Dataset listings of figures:

^^^^^^^^

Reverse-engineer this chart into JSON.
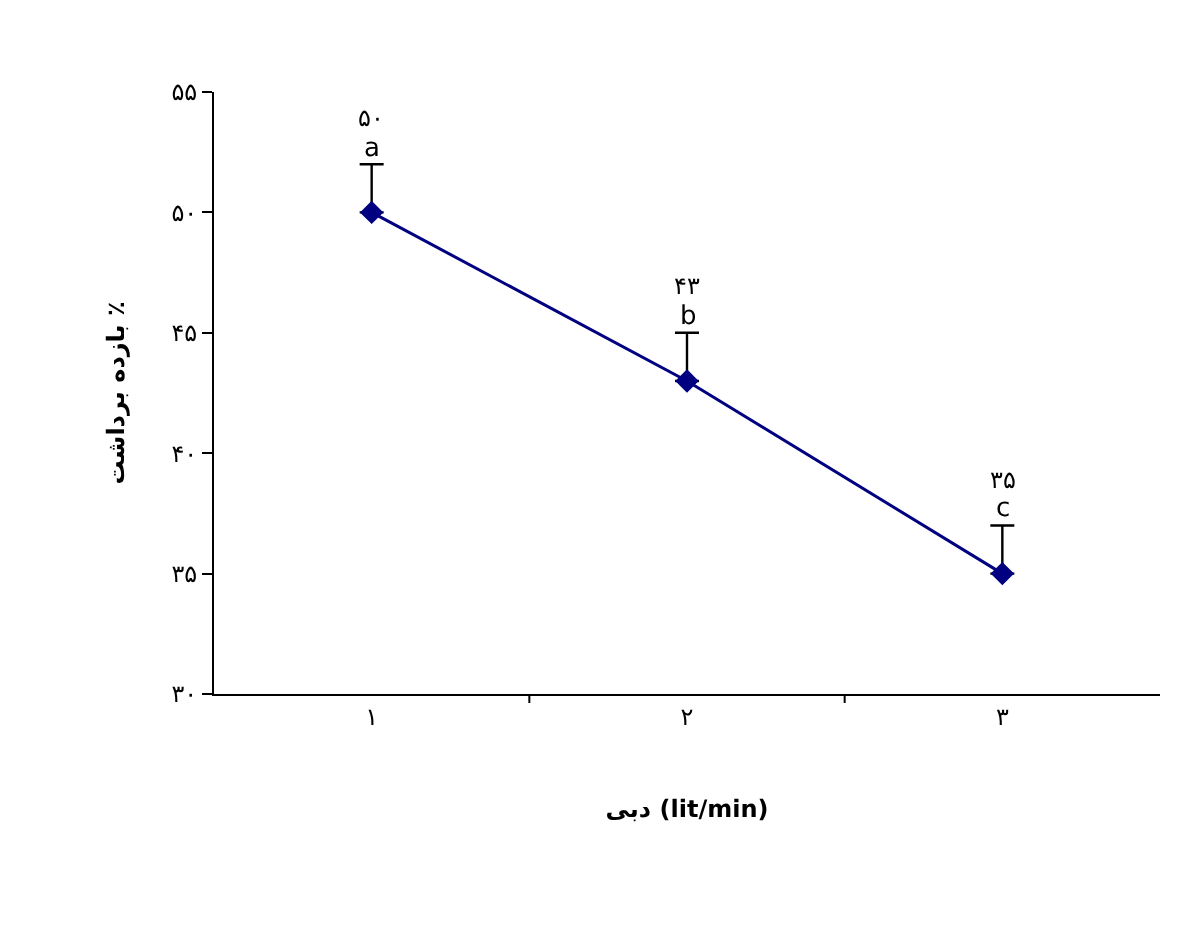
{
  "chart_data": {
    "type": "line",
    "xlabel": "دبی (lit/min)",
    "ylabel": "بازده برداشت ٪",
    "categories": [
      "۱",
      "۲",
      "۳"
    ],
    "series": [
      {
        "color": "#000080",
        "values": [
          50,
          43,
          35
        ],
        "errors": [
          [
            50,
            52
          ],
          [
            43,
            45
          ],
          [
            35,
            37
          ]
        ],
        "value_labels": [
          "۵۰",
          "۴۳",
          "۳۵"
        ]
      }
    ],
    "ylim": [
      30,
      55
    ],
    "yticks": [
      {
        "value": 30,
        "label": "۳۰"
      },
      {
        "value": 35,
        "label": "۳۵"
      },
      {
        "value": 40,
        "label": "۴۰"
      },
      {
        "value": 45,
        "label": "۴۵"
      },
      {
        "value": 50,
        "label": "۵۰"
      },
      {
        "value": 55,
        "label": "۵۵"
      }
    ],
    "annotations": [
      "a",
      "b",
      "c"
    ],
    "marker": "diamond",
    "line_style": "solid"
  }
}
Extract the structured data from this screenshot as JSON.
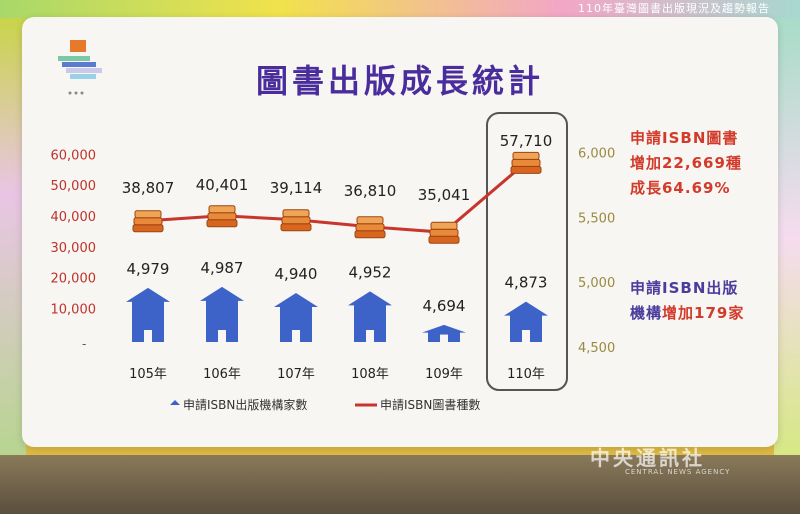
{
  "header": {
    "caption": "110年臺灣圖書出版現況及趨勢報告"
  },
  "slide": {
    "title": "圖書出版成長統計"
  },
  "notes": {
    "books": [
      "申請ISBN圖書",
      "增加22,669種",
      "成長64.69%"
    ],
    "publishers": {
      "line1": "申請ISBN出版",
      "line2_prefix": "機構",
      "line2_highlight": "增加179家"
    }
  },
  "watermark": {
    "main": "中央通訊社",
    "sub": "CENTRAL NEWS AGENCY"
  },
  "colors": {
    "title": "#4a2d9c",
    "line": "#c8352c",
    "house": "#3d63c9",
    "book": "#e07a2e",
    "left_axis": "#c0322b",
    "right_axis": "#9a8a40"
  },
  "chart_data": {
    "type": "bar",
    "categories": [
      "105年",
      "106年",
      "107年",
      "108年",
      "109年",
      "110年"
    ],
    "series": [
      {
        "name": "申請ISBN出版機構家數",
        "axis": "right",
        "marker": "house-icon",
        "values": [
          4979,
          4987,
          4940,
          4952,
          4694,
          4873
        ]
      },
      {
        "name": "申請ISBN圖書種數",
        "axis": "left",
        "marker": "book-stack-icon",
        "values": [
          38807,
          40401,
          39114,
          36810,
          35041,
          57710
        ]
      }
    ],
    "value_labels": {
      "books": [
        "38,807",
        "40,401",
        "39,114",
        "36,810",
        "35,041",
        "57,710"
      ],
      "publishers": [
        "4,979",
        "4,987",
        "4,940",
        "4,952",
        "4,694",
        "4,873"
      ]
    },
    "left_axis": {
      "ticks": [
        10000,
        20000,
        30000,
        40000,
        50000,
        60000
      ],
      "tick_labels": [
        "10,000",
        "20,000",
        "30,000",
        "40,000",
        "50,000",
        "60,000"
      ]
    },
    "right_axis": {
      "ticks": [
        4500,
        5000,
        5500,
        6000
      ],
      "tick_labels": [
        "4,500",
        "5,000",
        "5,500",
        "6,000"
      ]
    },
    "legend": [
      "申請ISBN出版機構家數",
      "申請ISBN圖書種數"
    ],
    "highlight_category": "110年"
  }
}
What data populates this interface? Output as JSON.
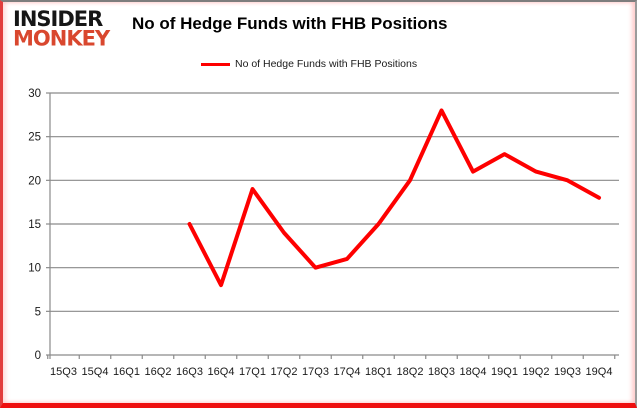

^^^^^^^^

**Directive**:
Copy the records exactly. Skip the pictures.

**Result of the exercise**:
Reverse-engineer this chart into JSON.
{
  "chart_data": {
    "type": "line",
    "xlabel": "دبی (lit/min)",
    "ylabel": "بازده برداشت ٪",
    "categories": [
      "۱",
      "۲",
      "۳"
    ],
    "series": [
      {
        "color": "#000080",
        "values": [
          50,
          43,
          35
        ],
        "errors": [
          [
            50,
            52
          ],
          [
            43,
            45
          ],
          [
            35,
            37
          ]
        ],
        "value_labels": [
          "۵۰",
          "۴۳",
          "۳۵"
        ]
      }
    ],
    "ylim": [
      30,
      55
    ],
    "yticks": [
      {
        "value": 30,
        "label": "۳۰"
      },
      {
        "value": 35,
        "label": "۳۵"
      },
      {
        "value": 40,
        "label": "۴۰"
      },
      {
        "value": 45,
        "label": "۴۵"
      },
      {
        "value": 50,
        "label": "۵۰"
      },
      {
        "value": 55,
        "label": "۵۵"
      }
    ],
    "annotations": [
      "a",
      "b",
      "c"
    ],
    "marker": "diamond",
    "line_style": "solid"
  }
}
Extract the structured data from this screenshot as JSON.
{
  "header": {
    "caption": "110年臺灣圖書出版現況及趨勢報告"
  },
  "slide": {
    "title": "圖書出版成長統計"
  },
  "notes": {
    "books": [
      "申請ISBN圖書",
      "增加22,669種",
      "成長64.69%"
    ],
    "publishers": {
      "line1": "申請ISBN出版",
      "line2_prefix": "機構",
      "line2_highlight": "增加179家"
    }
  },
  "watermark": {
    "main": "中央通訊社",
    "sub": "CENTRAL NEWS AGENCY"
  },
  "colors": {
    "title": "#4a2d9c",
    "line": "#c8352c",
    "house": "#3d63c9",
    "book": "#e07a2e",
    "left_axis": "#c0322b",
    "right_axis": "#9a8a40"
  },
  "chart_data": {
    "type": "bar",
    "categories": [
      "105年",
      "106年",
      "107年",
      "108年",
      "109年",
      "110年"
    ],
    "series": [
      {
        "name": "申請ISBN出版機構家數",
        "axis": "right",
        "marker": "house-icon",
        "values": [
          4979,
          4987,
          4940,
          4952,
          4694,
          4873
        ]
      },
      {
        "name": "申請ISBN圖書種數",
        "axis": "left",
        "marker": "book-stack-icon",
        "values": [
          38807,
          40401,
          39114,
          36810,
          35041,
          57710
        ]
      }
    ],
    "value_labels": {
      "books": [
        "38,807",
        "40,401",
        "39,114",
        "36,810",
        "35,041",
        "57,710"
      ],
      "publishers": [
        "4,979",
        "4,987",
        "4,940",
        "4,952",
        "4,694",
        "4,873"
      ]
    },
    "left_axis": {
      "ticks": [
        10000,
        20000,
        30000,
        40000,
        50000,
        60000
      ],
      "tick_labels": [
        "10,000",
        "20,000",
        "30,000",
        "40,000",
        "50,000",
        "60,000"
      ]
    },
    "right_axis": {
      "ticks": [
        4500,
        5000,
        5500,
        6000
      ],
      "tick_labels": [
        "4,500",
        "5,000",
        "5,500",
        "6,000"
      ]
    },
    "legend": [
      "申請ISBN出版機構家數",
      "申請ISBN圖書種數"
    ],
    "highlight_category": "110年"
  }
}
What data populates this interface? Output as JSON.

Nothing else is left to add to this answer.